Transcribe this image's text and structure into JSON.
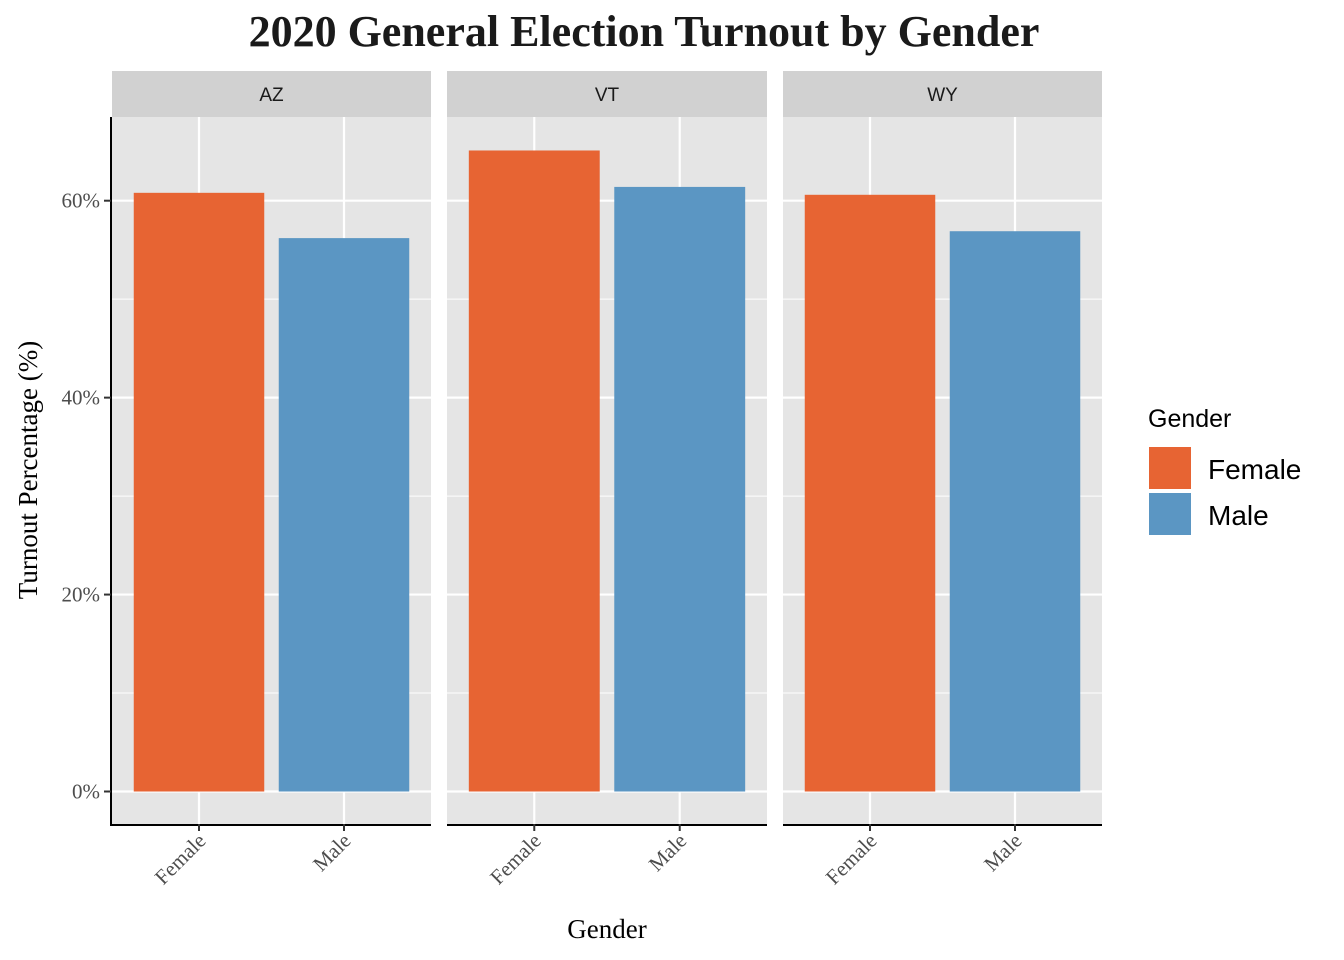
{
  "chart_data": {
    "type": "bar",
    "title": "2020 General Election Turnout by Gender",
    "xlabel": "Gender",
    "ylabel": "Turnout Percentage (%)",
    "ylim": [
      -3.3,
      68.5
    ],
    "yticks": [
      0,
      20,
      40,
      60
    ],
    "ytick_labels": [
      "0%",
      "20%",
      "40%",
      "60%"
    ],
    "categories": [
      "Female",
      "Male"
    ],
    "facets": [
      {
        "name": "AZ",
        "values": [
          60.8,
          56.2
        ]
      },
      {
        "name": "VT",
        "values": [
          65.1,
          61.4
        ]
      },
      {
        "name": "WY",
        "values": [
          60.6,
          56.9
        ]
      }
    ],
    "legend": {
      "title": "Gender",
      "position": "right",
      "entries": [
        {
          "label": "Female",
          "color": "#E76433"
        },
        {
          "label": "Male",
          "color": "#5B96C3"
        }
      ]
    },
    "colors": {
      "panel_bg": "#E5E5E5",
      "strip_bg": "#D1D1D1",
      "grid": "#FFFFFF"
    },
    "grid": true
  }
}
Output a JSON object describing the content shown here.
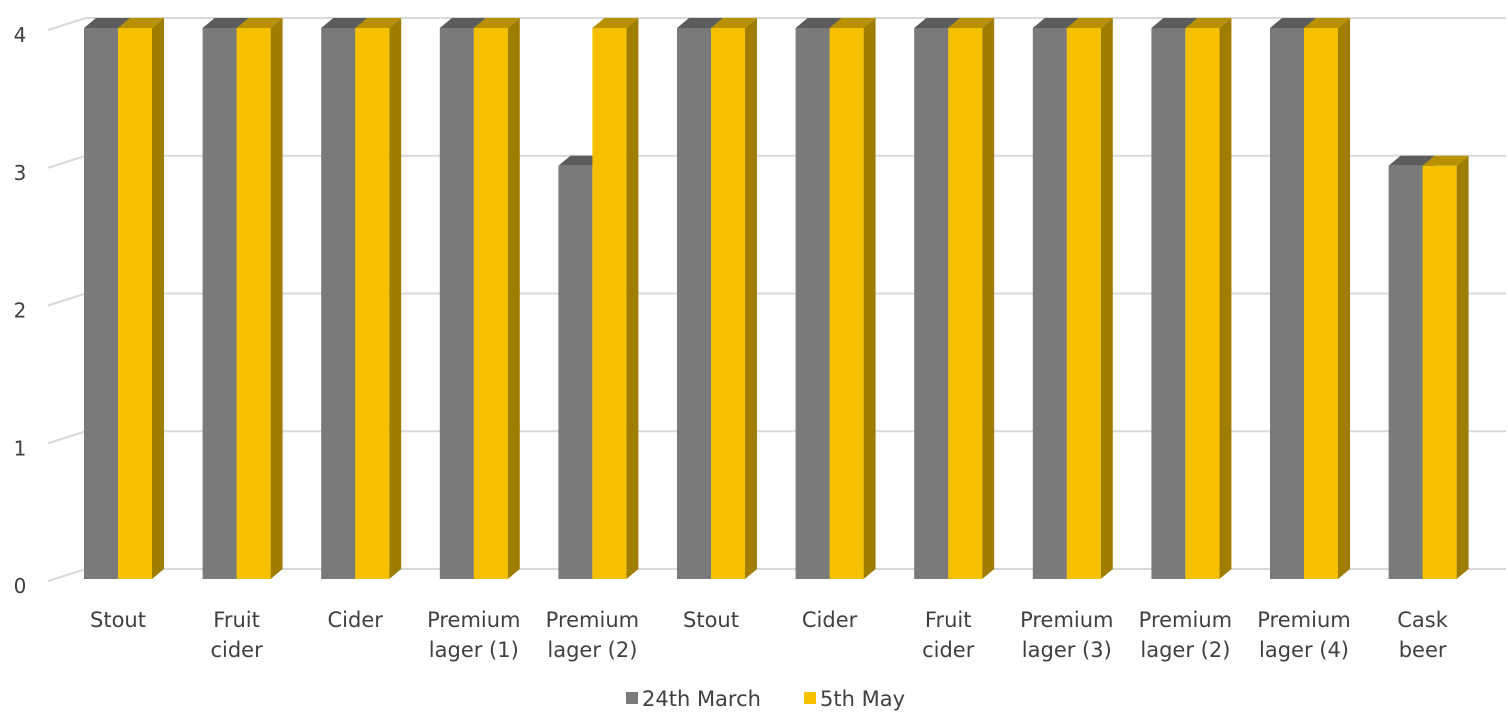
{
  "chart_data": {
    "type": "bar",
    "title": "",
    "xlabel": "",
    "ylabel": "",
    "ylim": [
      0,
      4
    ],
    "yticks": [
      "0",
      "1",
      "2",
      "3",
      "4"
    ],
    "grid": true,
    "legend_position": "bottom",
    "categories": [
      [
        "Stout"
      ],
      [
        "Fruit",
        "cider"
      ],
      [
        "Cider"
      ],
      [
        "Premium",
        "lager (1)"
      ],
      [
        "Premium",
        "lager (2)"
      ],
      [
        "Stout"
      ],
      [
        "Cider"
      ],
      [
        "Fruit",
        "cider"
      ],
      [
        "Premium",
        "lager (3)"
      ],
      [
        "Premium",
        "lager (2)"
      ],
      [
        "Premium",
        "lager (4)"
      ],
      [
        "Cask",
        "beer"
      ]
    ],
    "series": [
      {
        "name": "24th March",
        "color": "#7a7a7a",
        "values": [
          4,
          4,
          4,
          4,
          3,
          4,
          4,
          4,
          4,
          4,
          4,
          3
        ]
      },
      {
        "name": "5th May",
        "color": "#f5c000",
        "values": [
          4,
          4,
          4,
          4,
          4,
          4,
          4,
          4,
          4,
          4,
          4,
          3
        ]
      }
    ]
  }
}
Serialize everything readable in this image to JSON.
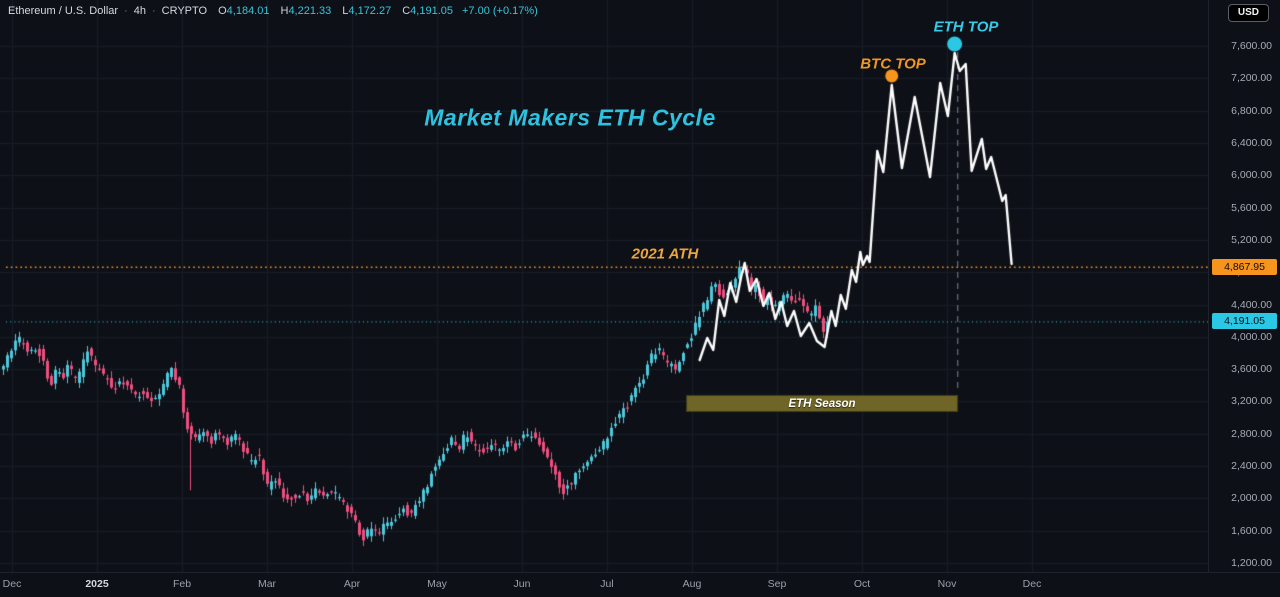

◆ **Requirement**: Exclude every picture and copy the remaining data exactly.

◆ **Full response**:
Transcribe this image's text and structure into JSON.
{
  "chart_data": {
    "type": "bar",
    "title": "2020 General Election Turnout by Gender",
    "xlabel": "Gender",
    "ylabel": "Turnout Percentage (%)",
    "ylim": [
      -3.3,
      68.5
    ],
    "yticks": [
      0,
      20,
      40,
      60
    ],
    "ytick_labels": [
      "0%",
      "20%",
      "40%",
      "60%"
    ],
    "categories": [
      "Female",
      "Male"
    ],
    "facets": [
      {
        "name": "AZ",
        "values": [
          60.8,
          56.2
        ]
      },
      {
        "name": "VT",
        "values": [
          65.1,
          61.4
        ]
      },
      {
        "name": "WY",
        "values": [
          60.6,
          56.9
        ]
      }
    ],
    "legend": {
      "title": "Gender",
      "position": "right",
      "entries": [
        {
          "label": "Female",
          "color": "#E76433"
        },
        {
          "label": "Male",
          "color": "#5B96C3"
        }
      ]
    },
    "colors": {
      "panel_bg": "#E5E5E5",
      "strip_bg": "#D1D1D1",
      "grid": "#FFFFFF"
    },
    "grid": true
  }
}
Output a JSON object describing the content shown here.
{
  "chart_data": {
    "type": "bar",
    "title": "",
    "xlabel": "",
    "ylabel": "",
    "ylim": [
      0,
      4
    ],
    "yticks": [
      "0",
      "1",
      "2",
      "3",
      "4"
    ],
    "grid": true,
    "legend_position": "bottom",
    "categories": [
      [
        "Stout"
      ],
      [
        "Fruit",
        "cider"
      ],
      [
        "Cider"
      ],
      [
        "Premium",
        "lager (1)"
      ],
      [
        "Premium",
        "lager (2)"
      ],
      [
        "Stout"
      ],
      [
        "Cider"
      ],
      [
        "Fruit",
        "cider"
      ],
      [
        "Premium",
        "lager (3)"
      ],
      [
        "Premium",
        "lager (2)"
      ],
      [
        "Premium",
        "lager (4)"
      ],
      [
        "Cask",
        "beer"
      ]
    ],
    "series": [
      {
        "name": "24th March",
        "color": "#7a7a7a",
        "values": [
          4,
          4,
          4,
          4,
          3,
          4,
          4,
          4,
          4,
          4,
          4,
          3
        ]
      },
      {
        "name": "5th May",
        "color": "#f5c000",
        "values": [
          4,
          4,
          4,
          4,
          4,
          4,
          4,
          4,
          4,
          4,
          4,
          3
        ]
      }
    ]
  }
}
Serialize everything readable in this image to JSON.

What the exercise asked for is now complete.